Exercise prompt: Using the data below, gather each line that includes the word "chuyên".

Dataset records:
━━━━

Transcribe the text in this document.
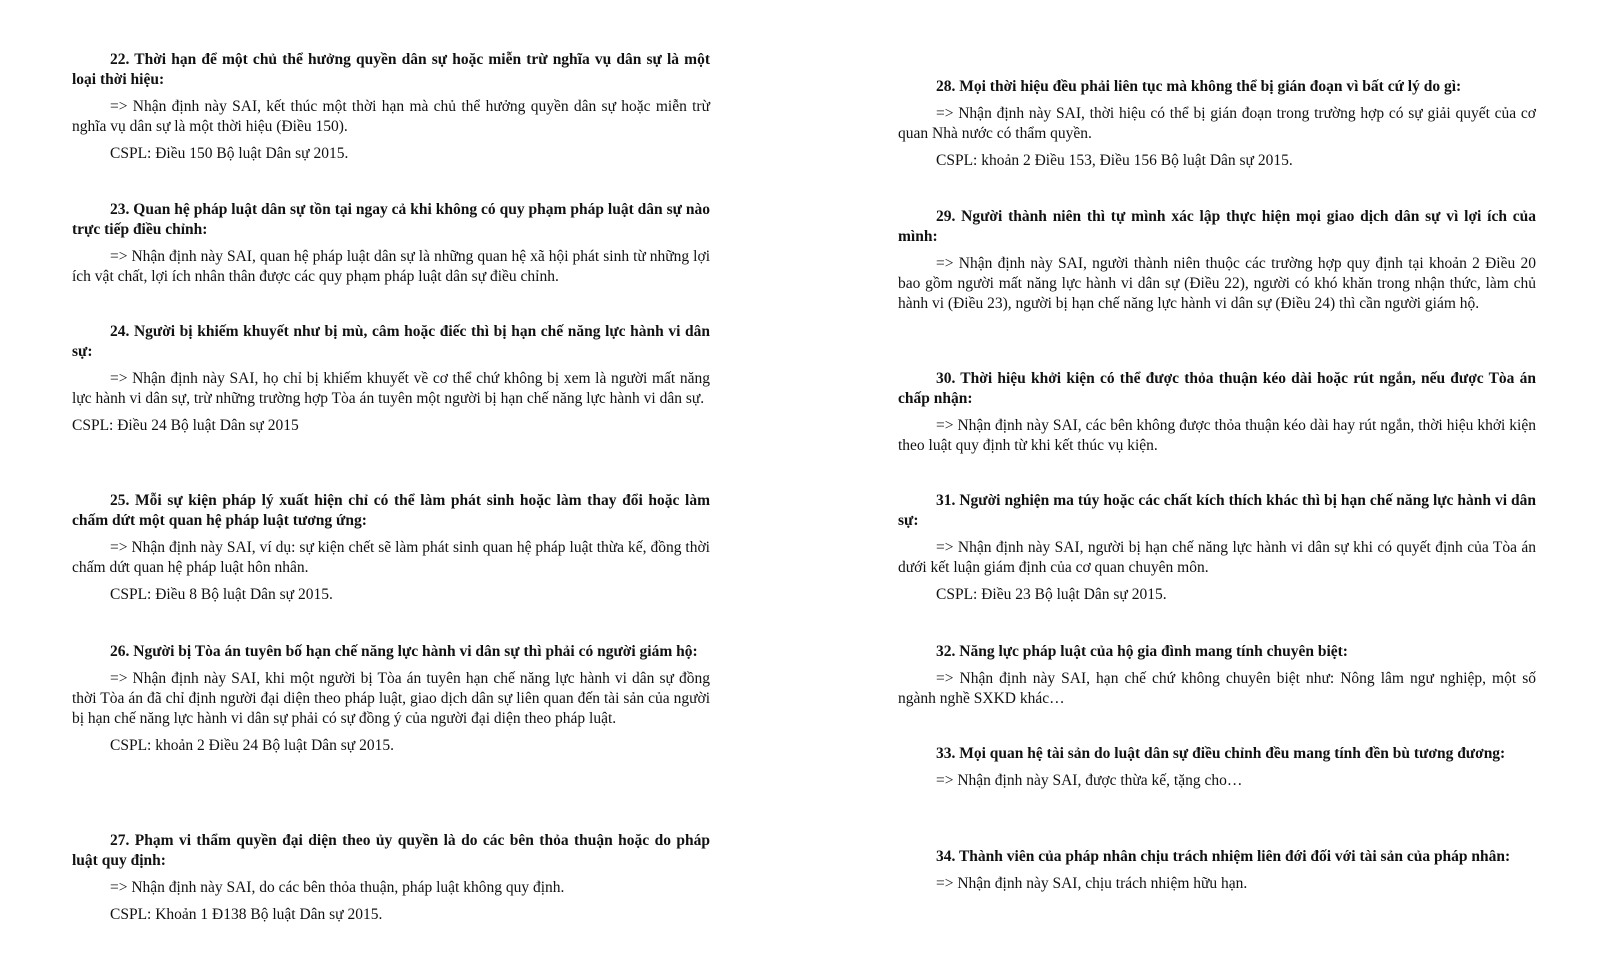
22. Thời hạn để một chủ thể hưởng quyền dân sự hoặc miễn trừ nghĩa vụ dân sự là một loại thời hiệu:

=> Nhận định này SAI, kết thúc một thời hạn mà chủ thể hưởng quyền dân sự hoặc miễn trừ nghĩa vụ dân sự là một thời hiệu (Điều 150).

CSPL: Điều 150 Bộ luật Dân sự 2015.

23. Quan hệ pháp luật dân sự tồn tại ngay cả khi không có quy phạm pháp luật dân sự nào trực tiếp điều chỉnh:

=> Nhận định này SAI, quan hệ pháp luật dân sự là những quan hệ xã hội phát sinh từ những lợi ích vật chất, lợi ích nhân thân được các quy phạm pháp luật dân sự điều chỉnh.

24. Người bị khiếm khuyết như bị mù, câm hoặc điếc thì bị hạn chế năng lực hành vi dân sự:

=> Nhận định này SAI, họ chỉ bị khiếm khuyết về cơ thể chứ không bị xem là người mất năng lực hành vi dân sự, trừ những trường hợp Tòa án tuyên một người bị hạn chế năng lực hành vi dân sự.

CSPL: Điều 24 Bộ luật Dân sự 2015

25. Mỗi sự kiện pháp lý xuất hiện chỉ có thể làm phát sinh hoặc làm thay đổi hoặc làm chấm dứt một quan hệ pháp luật tương ứng:

=> Nhận định này SAI, ví dụ: sự kiện chết sẽ làm phát sinh quan hệ pháp luật thừa kế, đồng thời chấm dứt quan hệ pháp luật hôn nhân.

CSPL: Điều 8 Bộ luật Dân sự 2015.

26. Người bị Tòa án tuyên bố hạn chế năng lực hành vi dân sự thì phải có người giám hộ:

=> Nhận định này SAI, khi một người bị Tòa án tuyên hạn chế năng lực hành vi dân sự đồng thời Tòa án đã chỉ định người đại diện theo pháp luật, giao dịch dân sự liên quan đến tài sản của người bị hạn chế năng lực hành vi dân sự phải có sự đồng ý của người đại diện theo pháp luật.

CSPL: khoản 2 Điều 24 Bộ luật Dân sự 2015.

27. Phạm vi thẩm quyền đại diện theo ủy quyền là do các bên thỏa thuận hoặc do pháp luật quy định:

=> Nhận định này SAI, do các bên thỏa thuận, pháp luật không quy định.

CSPL: Khoản 1 Đ138 Bộ luật Dân sự 2015.

28. Mọi thời hiệu đều phải liên tục mà không thể bị gián đoạn vì bất cứ lý do gì:

=> Nhận định này SAI, thời hiệu có thể bị gián đoạn trong trường hợp có sự giải quyết của cơ quan Nhà nước có thẩm quyền.

CSPL: khoản 2 Điều 153, Điều 156 Bộ luật Dân sự 2015.

29. Người thành niên thì tự mình xác lập thực hiện mọi giao dịch dân sự vì lợi ích của mình:

=> Nhận định này SAI, người thành niên thuộc các trường hợp quy định tại khoản 2 Điều 20 bao gồm người mất năng lực hành vi dân sự (Điều 22), người có khó khăn trong nhận thức, làm chủ hành vi (Điều 23), người bị hạn chế năng lực hành vi dân sự (Điều 24) thì cần người giám hộ.

30. Thời hiệu khởi kiện có thể được thỏa thuận kéo dài hoặc rút ngắn, nếu được Tòa án chấp nhận:

=> Nhận định này SAI, các bên không được thỏa thuận kéo dài hay rút ngắn, thời hiệu khởi kiện theo luật quy định từ khi kết thúc vụ kiện.

31. Người nghiện ma túy hoặc các chất kích thích khác thì bị hạn chế năng lực hành vi dân sự:

=> Nhận định này SAI, người bị hạn chế năng lực hành vi dân sự khi có quyết định của Tòa án dưới kết luận giám định của cơ quan chuyên môn.

CSPL: Điều 23 Bộ luật Dân sự 2015.

32. Năng lực pháp luật của hộ gia đình mang tính chuyên biệt:

=> Nhận định này SAI, hạn chế chứ không chuyên biệt như: Nông lâm ngư nghiệp, một số ngành nghề SXKD khác…

33. Mọi quan hệ tài sản do luật dân sự điều chỉnh đều mang tính đền bù tương đương:

=> Nhận định này SAI, được thừa kế, tặng cho…

34. Thành viên của pháp nhân chịu trách nhiệm liên đới đối với tài sản của pháp nhân:

=> Nhận định này SAI, chịu trách nhiệm hữu hạn.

━━━━

Reply to the exercise:
=> Nhận định này SAI, người bị hạn chế năng lực hành vi dân sự khi có quyết định của Tòa án dưới kết luận giám định của cơ quan chuyên môn.
32. Năng lực pháp luật của hộ gia đình mang tính chuyên biệt:
=> Nhận định này SAI, hạn chế chứ không chuyên biệt như: Nông lâm ngư nghiệp, một số ngành nghề SXKD khác…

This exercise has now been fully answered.